Dataset rows:

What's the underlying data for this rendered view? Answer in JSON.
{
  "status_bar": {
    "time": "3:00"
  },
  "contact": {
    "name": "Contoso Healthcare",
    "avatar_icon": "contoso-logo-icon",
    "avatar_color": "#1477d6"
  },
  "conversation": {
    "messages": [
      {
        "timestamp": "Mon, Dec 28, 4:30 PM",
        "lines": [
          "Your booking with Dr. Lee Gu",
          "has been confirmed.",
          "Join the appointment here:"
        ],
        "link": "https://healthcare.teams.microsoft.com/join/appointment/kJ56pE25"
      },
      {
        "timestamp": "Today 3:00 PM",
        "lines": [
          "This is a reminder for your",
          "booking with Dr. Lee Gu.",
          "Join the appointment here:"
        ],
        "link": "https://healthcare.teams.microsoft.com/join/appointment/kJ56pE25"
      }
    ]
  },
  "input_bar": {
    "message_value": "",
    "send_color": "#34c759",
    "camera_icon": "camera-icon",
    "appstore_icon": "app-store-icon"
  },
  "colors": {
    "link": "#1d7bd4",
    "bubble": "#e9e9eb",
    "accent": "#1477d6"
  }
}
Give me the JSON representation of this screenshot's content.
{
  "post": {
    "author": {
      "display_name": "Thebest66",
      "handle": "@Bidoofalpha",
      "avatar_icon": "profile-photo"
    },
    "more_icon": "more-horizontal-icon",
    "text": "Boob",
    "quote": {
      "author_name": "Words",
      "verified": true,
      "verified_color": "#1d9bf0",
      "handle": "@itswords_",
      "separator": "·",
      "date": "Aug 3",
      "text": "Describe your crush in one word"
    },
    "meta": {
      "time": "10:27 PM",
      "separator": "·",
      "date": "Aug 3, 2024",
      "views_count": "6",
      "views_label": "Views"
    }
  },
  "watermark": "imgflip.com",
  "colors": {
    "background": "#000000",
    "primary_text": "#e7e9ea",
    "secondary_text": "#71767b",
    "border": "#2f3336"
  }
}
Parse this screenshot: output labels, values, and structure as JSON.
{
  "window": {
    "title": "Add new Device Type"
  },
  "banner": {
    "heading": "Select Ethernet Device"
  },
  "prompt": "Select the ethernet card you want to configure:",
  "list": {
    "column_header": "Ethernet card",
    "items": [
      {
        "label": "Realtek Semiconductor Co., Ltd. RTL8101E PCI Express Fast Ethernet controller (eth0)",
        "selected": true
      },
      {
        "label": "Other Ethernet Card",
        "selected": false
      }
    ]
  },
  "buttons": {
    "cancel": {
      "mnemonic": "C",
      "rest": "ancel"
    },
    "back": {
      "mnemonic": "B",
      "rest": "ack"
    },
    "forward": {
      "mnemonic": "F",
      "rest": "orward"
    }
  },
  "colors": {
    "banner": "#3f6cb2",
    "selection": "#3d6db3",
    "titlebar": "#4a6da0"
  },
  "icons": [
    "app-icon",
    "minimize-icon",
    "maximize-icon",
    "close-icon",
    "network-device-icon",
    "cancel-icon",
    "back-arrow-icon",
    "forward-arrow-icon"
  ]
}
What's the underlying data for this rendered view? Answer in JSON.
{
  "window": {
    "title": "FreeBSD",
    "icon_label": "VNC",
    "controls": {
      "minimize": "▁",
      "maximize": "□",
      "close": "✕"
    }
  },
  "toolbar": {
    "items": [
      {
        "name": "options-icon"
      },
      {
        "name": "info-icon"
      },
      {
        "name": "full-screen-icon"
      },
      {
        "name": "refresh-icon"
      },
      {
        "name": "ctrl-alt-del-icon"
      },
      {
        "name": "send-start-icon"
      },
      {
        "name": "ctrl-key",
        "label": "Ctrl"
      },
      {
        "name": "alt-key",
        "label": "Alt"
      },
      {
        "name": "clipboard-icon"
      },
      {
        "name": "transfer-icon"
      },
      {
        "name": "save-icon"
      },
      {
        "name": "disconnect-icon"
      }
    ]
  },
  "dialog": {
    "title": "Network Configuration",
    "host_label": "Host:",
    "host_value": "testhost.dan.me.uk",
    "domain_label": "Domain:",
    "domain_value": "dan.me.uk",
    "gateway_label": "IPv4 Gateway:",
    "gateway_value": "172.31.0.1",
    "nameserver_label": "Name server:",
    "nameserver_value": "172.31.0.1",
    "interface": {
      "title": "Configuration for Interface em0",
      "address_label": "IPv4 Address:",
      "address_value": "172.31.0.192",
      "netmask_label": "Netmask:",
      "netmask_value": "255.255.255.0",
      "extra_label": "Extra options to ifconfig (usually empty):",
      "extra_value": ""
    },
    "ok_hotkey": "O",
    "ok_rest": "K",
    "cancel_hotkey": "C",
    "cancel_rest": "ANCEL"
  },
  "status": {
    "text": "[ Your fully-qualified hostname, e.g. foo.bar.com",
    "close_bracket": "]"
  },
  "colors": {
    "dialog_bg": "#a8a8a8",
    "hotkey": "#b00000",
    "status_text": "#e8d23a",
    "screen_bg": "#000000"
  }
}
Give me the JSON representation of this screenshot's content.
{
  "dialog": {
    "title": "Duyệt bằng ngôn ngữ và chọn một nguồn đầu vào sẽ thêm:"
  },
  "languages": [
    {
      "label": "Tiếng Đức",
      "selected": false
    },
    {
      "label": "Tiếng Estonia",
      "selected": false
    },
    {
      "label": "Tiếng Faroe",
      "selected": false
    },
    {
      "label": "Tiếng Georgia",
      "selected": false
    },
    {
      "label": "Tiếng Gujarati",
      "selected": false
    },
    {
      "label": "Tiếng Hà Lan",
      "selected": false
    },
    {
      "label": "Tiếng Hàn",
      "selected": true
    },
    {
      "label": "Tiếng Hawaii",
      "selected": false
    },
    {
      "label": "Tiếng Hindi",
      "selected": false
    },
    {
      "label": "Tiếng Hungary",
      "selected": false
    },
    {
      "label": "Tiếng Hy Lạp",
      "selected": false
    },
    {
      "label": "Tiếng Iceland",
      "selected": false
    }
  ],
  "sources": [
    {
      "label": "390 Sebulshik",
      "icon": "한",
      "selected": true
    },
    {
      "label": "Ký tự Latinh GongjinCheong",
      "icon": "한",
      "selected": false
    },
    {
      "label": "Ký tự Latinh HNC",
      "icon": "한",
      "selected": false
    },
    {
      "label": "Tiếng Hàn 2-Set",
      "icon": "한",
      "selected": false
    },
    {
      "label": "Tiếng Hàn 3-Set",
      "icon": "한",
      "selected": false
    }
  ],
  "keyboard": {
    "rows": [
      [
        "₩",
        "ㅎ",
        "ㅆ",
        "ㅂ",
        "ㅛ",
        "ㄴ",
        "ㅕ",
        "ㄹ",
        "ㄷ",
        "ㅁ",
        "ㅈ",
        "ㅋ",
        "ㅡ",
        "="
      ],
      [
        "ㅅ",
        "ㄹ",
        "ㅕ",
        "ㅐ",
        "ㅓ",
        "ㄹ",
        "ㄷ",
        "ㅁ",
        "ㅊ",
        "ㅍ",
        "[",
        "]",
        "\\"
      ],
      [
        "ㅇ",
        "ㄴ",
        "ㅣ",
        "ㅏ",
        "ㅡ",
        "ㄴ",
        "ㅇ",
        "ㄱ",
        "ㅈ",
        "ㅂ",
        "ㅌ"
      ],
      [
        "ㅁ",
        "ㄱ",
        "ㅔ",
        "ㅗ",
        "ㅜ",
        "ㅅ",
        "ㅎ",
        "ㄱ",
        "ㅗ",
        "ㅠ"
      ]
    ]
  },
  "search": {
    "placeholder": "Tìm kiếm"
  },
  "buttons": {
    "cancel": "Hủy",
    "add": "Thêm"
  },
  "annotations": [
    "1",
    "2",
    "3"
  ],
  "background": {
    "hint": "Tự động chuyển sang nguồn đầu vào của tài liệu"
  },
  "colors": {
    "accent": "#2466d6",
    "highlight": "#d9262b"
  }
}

> REQUIREMENT:
Copy every record above exactly as it appears.

> OUTPUT FOR THIS EXERCISE:
What's the underlying data for this rendered view? Answer in JSON.
{
  "status_bar": {
    "time": "3:00"
  },
  "contact": {
    "name": "Contoso Healthcare",
    "avatar_icon": "contoso-logo-icon",
    "avatar_color": "#1477d6"
  },
  "conversation": {
    "messages": [
      {
        "timestamp": "Mon, Dec 28, 4:30 PM",
        "lines": [
          "Your booking with Dr. Lee Gu",
          "has been confirmed.",
          "Join the appointment here:"
        ],
        "link": "https://healthcare.teams.microsoft.com/join/appointment/kJ56pE25"
      },
      {
        "timestamp": "Today 3:00 PM",
        "lines": [
          "This is a reminder for your",
          "booking with Dr. Lee Gu.",
          "Join the appointment here:"
        ],
        "link": "https://healthcare.teams.microsoft.com/join/appointment/kJ56pE25"
      }
    ]
  },
  "input_bar": {
    "message_value": "",
    "send_color": "#34c759",
    "camera_icon": "camera-icon",
    "appstore_icon": "app-store-icon"
  },
  "colors": {
    "link": "#1d7bd4",
    "bubble": "#e9e9eb",
    "accent": "#1477d6"
  }
}
Give me the JSON representation of this screenshot's content.
{
  "post": {
    "author": {
      "display_name": "Thebest66",
      "handle": "@Bidoofalpha",
      "avatar_icon": "profile-photo"
    },
    "more_icon": "more-horizontal-icon",
    "text": "Boob",
    "quote": {
      "author_name": "Words",
      "verified": true,
      "verified_color": "#1d9bf0",
      "handle": "@itswords_",
      "separator": "·",
      "date": "Aug 3",
      "text": "Describe your crush in one word"
    },
    "meta": {
      "time": "10:27 PM",
      "separator": "·",
      "date": "Aug 3, 2024",
      "views_count": "6",
      "views_label": "Views"
    }
  },
  "watermark": "imgflip.com",
  "colors": {
    "background": "#000000",
    "primary_text": "#e7e9ea",
    "secondary_text": "#71767b",
    "border": "#2f3336"
  }
}
Parse this screenshot: output labels, values, and structure as JSON.
{
  "window": {
    "title": "Add new Device Type"
  },
  "banner": {
    "heading": "Select Ethernet Device"
  },
  "prompt": "Select the ethernet card you want to configure:",
  "list": {
    "column_header": "Ethernet card",
    "items": [
      {
        "label": "Realtek Semiconductor Co., Ltd. RTL8101E PCI Express Fast Ethernet controller (eth0)",
        "selected": true
      },
      {
        "label": "Other Ethernet Card",
        "selected": false
      }
    ]
  },
  "buttons": {
    "cancel": {
      "mnemonic": "C",
      "rest": "ancel"
    },
    "back": {
      "mnemonic": "B",
      "rest": "ack"
    },
    "forward": {
      "mnemonic": "F",
      "rest": "orward"
    }
  },
  "colors": {
    "banner": "#3f6cb2",
    "selection": "#3d6db3",
    "titlebar": "#4a6da0"
  },
  "icons": [
    "app-icon",
    "minimize-icon",
    "maximize-icon",
    "close-icon",
    "network-device-icon",
    "cancel-icon",
    "back-arrow-icon",
    "forward-arrow-icon"
  ]
}
What's the underlying data for this rendered view? Answer in JSON.
{
  "window": {
    "title": "FreeBSD",
    "icon_label": "VNC",
    "controls": {
      "minimize": "▁",
      "maximize": "□",
      "close": "✕"
    }
  },
  "toolbar": {
    "items": [
      {
        "name": "options-icon"
      },
      {
        "name": "info-icon"
      },
      {
        "name": "full-screen-icon"
      },
      {
        "name": "refresh-icon"
      },
      {
        "name": "ctrl-alt-del-icon"
      },
      {
        "name": "send-start-icon"
      },
      {
        "name": "ctrl-key",
        "label": "Ctrl"
      },
      {
        "name": "alt-key",
        "label": "Alt"
      },
      {
        "name": "clipboard-icon"
      },
      {
        "name": "transfer-icon"
      },
      {
        "name": "save-icon"
      },
      {
        "name": "disconnect-icon"
      }
    ]
  },
  "dialog": {
    "title": "Network Configuration",
    "host_label": "Host:",
    "host_value": "testhost.dan.me.uk",
    "domain_label": "Domain:",
    "domain_value": "dan.me.uk",
    "gateway_label": "IPv4 Gateway:",
    "gateway_value": "172.31.0.1",
    "nameserver_label": "Name server:",
    "nameserver_value": "172.31.0.1",
    "interface": {
      "title": "Configuration for Interface em0",
      "address_label": "IPv4 Address:",
      "address_value": "172.31.0.192",
      "netmask_label": "Netmask:",
      "netmask_value": "255.255.255.0",
      "extra_label": "Extra options to ifconfig (usually empty):",
      "extra_value": ""
    },
    "ok_hotkey": "O",
    "ok_rest": "K",
    "cancel_hotkey": "C",
    "cancel_rest": "ANCEL"
  },
  "status": {
    "text": "[ Your fully-qualified hostname, e.g. foo.bar.com",
    "close_bracket": "]"
  },
  "colors": {
    "dialog_bg": "#a8a8a8",
    "hotkey": "#b00000",
    "status_text": "#e8d23a",
    "screen_bg": "#000000"
  }
}
Give me the JSON representation of this screenshot's content.
{
  "dialog": {
    "title": "Duyệt bằng ngôn ngữ và chọn một nguồn đầu vào sẽ thêm:"
  },
  "languages": [
    {
      "label": "Tiếng Đức",
      "selected": false
    },
    {
      "label": "Tiếng Estonia",
      "selected": false
    },
    {
      "label": "Tiếng Faroe",
      "selected": false
    },
    {
      "label": "Tiếng Georgia",
      "selected": false
    },
    {
      "label": "Tiếng Gujarati",
      "selected": false
    },
    {
      "label": "Tiếng Hà Lan",
      "selected": false
    },
    {
      "label": "Tiếng Hàn",
      "selected": true
    },
    {
      "label": "Tiếng Hawaii",
      "selected": false
    },
    {
      "label": "Tiếng Hindi",
      "selected": false
    },
    {
      "label": "Tiếng Hungary",
      "selected": false
    },
    {
      "label": "Tiếng Hy Lạp",
      "selected": false
    },
    {
      "label": "Tiếng Iceland",
      "selected": false
    }
  ],
  "sources": [
    {
      "label": "390 Sebulshik",
      "icon": "한",
      "selected": true
    },
    {
      "label": "Ký tự Latinh GongjinCheong",
      "icon": "한",
      "selected": false
    },
    {
      "label": "Ký tự Latinh HNC",
      "icon": "한",
      "selected": false
    },
    {
      "label": "Tiếng Hàn 2-Set",
      "icon": "한",
      "selected": false
    },
    {
      "label": "Tiếng Hàn 3-Set",
      "icon": "한",
      "selected": false
    }
  ],
  "keyboard": {
    "rows": [
      [
        "₩",
        "ㅎ",
        "ㅆ",
        "ㅂ",
        "ㅛ",
        "ㄴ",
        "ㅕ",
        "ㄹ",
        "ㄷ",
        "ㅁ",
        "ㅈ",
        "ㅋ",
        "ㅡ",
        "="
      ],
      [
        "ㅅ",
        "ㄹ",
        "ㅕ",
        "ㅐ",
        "ㅓ",
        "ㄹ",
        "ㄷ",
        "ㅁ",
        "ㅊ",
        "ㅍ",
        "[",
        "]",
        "\\"
      ],
      [
        "ㅇ",
        "ㄴ",
        "ㅣ",
        "ㅏ",
        "ㅡ",
        "ㄴ",
        "ㅇ",
        "ㄱ",
        "ㅈ",
        "ㅂ",
        "ㅌ"
      ],
      [
        "ㅁ",
        "ㄱ",
        "ㅔ",
        "ㅗ",
        "ㅜ",
        "ㅅ",
        "ㅎ",
        "ㄱ",
        "ㅗ",
        "ㅠ"
      ]
    ]
  },
  "search": {
    "placeholder": "Tìm kiếm"
  },
  "buttons": {
    "cancel": "Hủy",
    "add": "Thêm"
  },
  "annotations": [
    "1",
    "2",
    "3"
  ],
  "background": {
    "hint": "Tự động chuyển sang nguồn đầu vào của tài liệu"
  },
  "colors": {
    "accent": "#2466d6",
    "highlight": "#d9262b"
  }
}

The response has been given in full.